(Stored data)
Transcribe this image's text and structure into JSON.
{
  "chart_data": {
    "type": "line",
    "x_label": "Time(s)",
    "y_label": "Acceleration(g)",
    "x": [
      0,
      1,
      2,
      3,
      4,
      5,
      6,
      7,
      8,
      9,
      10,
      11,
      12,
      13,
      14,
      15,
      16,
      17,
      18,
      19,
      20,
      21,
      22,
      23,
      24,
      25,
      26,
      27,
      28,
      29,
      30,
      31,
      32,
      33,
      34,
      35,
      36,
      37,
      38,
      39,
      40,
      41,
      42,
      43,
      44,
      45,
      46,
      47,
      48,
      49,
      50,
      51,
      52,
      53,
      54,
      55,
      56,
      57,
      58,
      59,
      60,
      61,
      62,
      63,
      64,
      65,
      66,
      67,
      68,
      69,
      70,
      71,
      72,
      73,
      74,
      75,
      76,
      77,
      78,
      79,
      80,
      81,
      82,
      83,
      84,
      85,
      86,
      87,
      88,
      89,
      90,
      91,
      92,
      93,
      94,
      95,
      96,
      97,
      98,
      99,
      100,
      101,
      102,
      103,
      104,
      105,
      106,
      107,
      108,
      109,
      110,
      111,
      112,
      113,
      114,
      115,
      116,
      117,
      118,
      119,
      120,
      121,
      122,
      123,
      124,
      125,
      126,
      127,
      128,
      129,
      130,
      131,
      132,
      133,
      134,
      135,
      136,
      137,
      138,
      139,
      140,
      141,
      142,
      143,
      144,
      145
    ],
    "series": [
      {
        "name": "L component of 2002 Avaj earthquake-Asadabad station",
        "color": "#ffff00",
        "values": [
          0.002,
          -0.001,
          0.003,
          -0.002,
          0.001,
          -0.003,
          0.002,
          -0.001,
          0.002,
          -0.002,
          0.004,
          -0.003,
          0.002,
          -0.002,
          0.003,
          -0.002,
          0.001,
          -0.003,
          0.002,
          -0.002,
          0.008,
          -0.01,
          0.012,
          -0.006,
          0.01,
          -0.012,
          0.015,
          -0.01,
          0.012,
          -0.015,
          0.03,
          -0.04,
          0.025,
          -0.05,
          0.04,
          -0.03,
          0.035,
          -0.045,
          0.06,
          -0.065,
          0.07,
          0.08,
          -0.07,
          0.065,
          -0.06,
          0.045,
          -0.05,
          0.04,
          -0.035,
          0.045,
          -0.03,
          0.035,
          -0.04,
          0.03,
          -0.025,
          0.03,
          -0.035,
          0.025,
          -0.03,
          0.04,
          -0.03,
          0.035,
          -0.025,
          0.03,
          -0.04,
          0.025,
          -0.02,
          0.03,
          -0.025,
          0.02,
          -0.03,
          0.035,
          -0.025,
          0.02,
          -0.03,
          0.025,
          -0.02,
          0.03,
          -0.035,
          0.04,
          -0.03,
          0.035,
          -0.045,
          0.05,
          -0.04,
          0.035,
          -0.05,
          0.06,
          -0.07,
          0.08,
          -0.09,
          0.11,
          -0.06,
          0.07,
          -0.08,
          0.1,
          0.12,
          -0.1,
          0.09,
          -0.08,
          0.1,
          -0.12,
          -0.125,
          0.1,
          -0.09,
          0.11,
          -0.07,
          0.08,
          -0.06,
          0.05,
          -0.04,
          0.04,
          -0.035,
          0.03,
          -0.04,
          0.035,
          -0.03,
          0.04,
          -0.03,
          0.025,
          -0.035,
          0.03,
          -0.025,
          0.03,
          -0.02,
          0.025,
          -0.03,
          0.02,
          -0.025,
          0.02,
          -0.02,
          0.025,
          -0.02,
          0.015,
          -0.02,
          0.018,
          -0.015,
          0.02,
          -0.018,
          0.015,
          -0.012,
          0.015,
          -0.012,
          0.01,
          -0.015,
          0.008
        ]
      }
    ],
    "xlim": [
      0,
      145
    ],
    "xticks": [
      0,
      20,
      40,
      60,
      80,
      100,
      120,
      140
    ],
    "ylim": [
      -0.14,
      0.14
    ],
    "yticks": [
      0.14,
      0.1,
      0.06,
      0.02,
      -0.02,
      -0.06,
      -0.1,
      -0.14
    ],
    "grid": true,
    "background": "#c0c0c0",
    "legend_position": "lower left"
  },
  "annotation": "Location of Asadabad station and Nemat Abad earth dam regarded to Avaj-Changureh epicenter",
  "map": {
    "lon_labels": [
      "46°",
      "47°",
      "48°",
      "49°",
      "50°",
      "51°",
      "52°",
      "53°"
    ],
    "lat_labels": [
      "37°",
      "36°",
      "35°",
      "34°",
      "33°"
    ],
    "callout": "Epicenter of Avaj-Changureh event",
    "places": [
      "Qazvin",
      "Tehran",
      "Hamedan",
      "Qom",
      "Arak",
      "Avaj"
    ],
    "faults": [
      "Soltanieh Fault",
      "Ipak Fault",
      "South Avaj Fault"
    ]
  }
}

[Request]
Retype the records above exactly.

[Reply to the task]
Transcribe this image's text and structure into JSON.
{
  "chart_data": {
    "type": "line",
    "x_label": "Time(s)",
    "y_label": "Acceleration(g)",
    "x": [
      0,
      1,
      2,
      3,
      4,
      5,
      6,
      7,
      8,
      9,
      10,
      11,
      12,
      13,
      14,
      15,
      16,
      17,
      18,
      19,
      20,
      21,
      22,
      23,
      24,
      25,
      26,
      27,
      28,
      29,
      30,
      31,
      32,
      33,
      34,
      35,
      36,
      37,
      38,
      39,
      40,
      41,
      42,
      43,
      44,
      45,
      46,
      47,
      48,
      49,
      50,
      51,
      52,
      53,
      54,
      55,
      56,
      57,
      58,
      59,
      60,
      61,
      62,
      63,
      64,
      65,
      66,
      67,
      68,
      69,
      70,
      71,
      72,
      73,
      74,
      75,
      76,
      77,
      78,
      79,
      80,
      81,
      82,
      83,
      84,
      85,
      86,
      87,
      88,
      89,
      90,
      91,
      92,
      93,
      94,
      95,
      96,
      97,
      98,
      99,
      100,
      101,
      102,
      103,
      104,
      105,
      106,
      107,
      108,
      109,
      110,
      111,
      112,
      113,
      114,
      115,
      116,
      117,
      118,
      119,
      120,
      121,
      122,
      123,
      124,
      125,
      126,
      127,
      128,
      129,
      130,
      131,
      132,
      133,
      134,
      135,
      136,
      137,
      138,
      139,
      140,
      141,
      142,
      143,
      144,
      145
    ],
    "series": [
      {
        "name": "L component of 2002 Avaj earthquake-Asadabad station",
        "color": "#ffff00",
        "values": [
          0.002,
          -0.001,
          0.003,
          -0.002,
          0.001,
          -0.003,
          0.002,
          -0.001,
          0.002,
          -0.002,
          0.004,
          -0.003,
          0.002,
          -0.002,
          0.003,
          -0.002,
          0.001,
          -0.003,
          0.002,
          -0.002,
          0.008,
          -0.01,
          0.012,
          -0.006,
          0.01,
          -0.012,
          0.015,
          -0.01,
          0.012,
          -0.015,
          0.03,
          -0.04,
          0.025,
          -0.05,
          0.04,
          -0.03,
          0.035,
          -0.045,
          0.06,
          -0.065,
          0.07,
          0.08,
          -0.07,
          0.065,
          -0.06,
          0.045,
          -0.05,
          0.04,
          -0.035,
          0.045,
          -0.03,
          0.035,
          -0.04,
          0.03,
          -0.025,
          0.03,
          -0.035,
          0.025,
          -0.03,
          0.04,
          -0.03,
          0.035,
          -0.025,
          0.03,
          -0.04,
          0.025,
          -0.02,
          0.03,
          -0.025,
          0.02,
          -0.03,
          0.035,
          -0.025,
          0.02,
          -0.03,
          0.025,
          -0.02,
          0.03,
          -0.035,
          0.04,
          -0.03,
          0.035,
          -0.045,
          0.05,
          -0.04,
          0.035,
          -0.05,
          0.06,
          -0.07,
          0.08,
          -0.09,
          0.11,
          -0.06,
          0.07,
          -0.08,
          0.1,
          0.12,
          -0.1,
          0.09,
          -0.08,
          0.1,
          -0.12,
          -0.125,
          0.1,
          -0.09,
          0.11,
          -0.07,
          0.08,
          -0.06,
          0.05,
          -0.04,
          0.04,
          -0.035,
          0.03,
          -0.04,
          0.035,
          -0.03,
          0.04,
          -0.03,
          0.025,
          -0.035,
          0.03,
          -0.025,
          0.03,
          -0.02,
          0.025,
          -0.03,
          0.02,
          -0.025,
          0.02,
          -0.02,
          0.025,
          -0.02,
          0.015,
          -0.02,
          0.018,
          -0.015,
          0.02,
          -0.018,
          0.015,
          -0.012,
          0.015,
          -0.012,
          0.01,
          -0.015,
          0.008
        ]
      }
    ],
    "xlim": [
      0,
      145
    ],
    "xticks": [
      0,
      20,
      40,
      60,
      80,
      100,
      120,
      140
    ],
    "ylim": [
      -0.14,
      0.14
    ],
    "yticks": [
      0.14,
      0.1,
      0.06,
      0.02,
      -0.02,
      -0.06,
      -0.1,
      -0.14
    ],
    "grid": true,
    "background": "#c0c0c0",
    "legend_position": "lower left"
  },
  "annotation": "Location of Asadabad station and Nemat Abad earth dam regarded to Avaj-Changureh epicenter",
  "map": {
    "lon_labels": [
      "46°",
      "47°",
      "48°",
      "49°",
      "50°",
      "51°",
      "52°",
      "53°"
    ],
    "lat_labels": [
      "37°",
      "36°",
      "35°",
      "34°",
      "33°"
    ],
    "callout": "Epicenter of Avaj-Changureh event",
    "places": [
      "Qazvin",
      "Tehran",
      "Hamedan",
      "Qom",
      "Arak",
      "Avaj"
    ],
    "faults": [
      "Soltanieh Fault",
      "Ipak Fault",
      "South Avaj Fault"
    ]
  }
}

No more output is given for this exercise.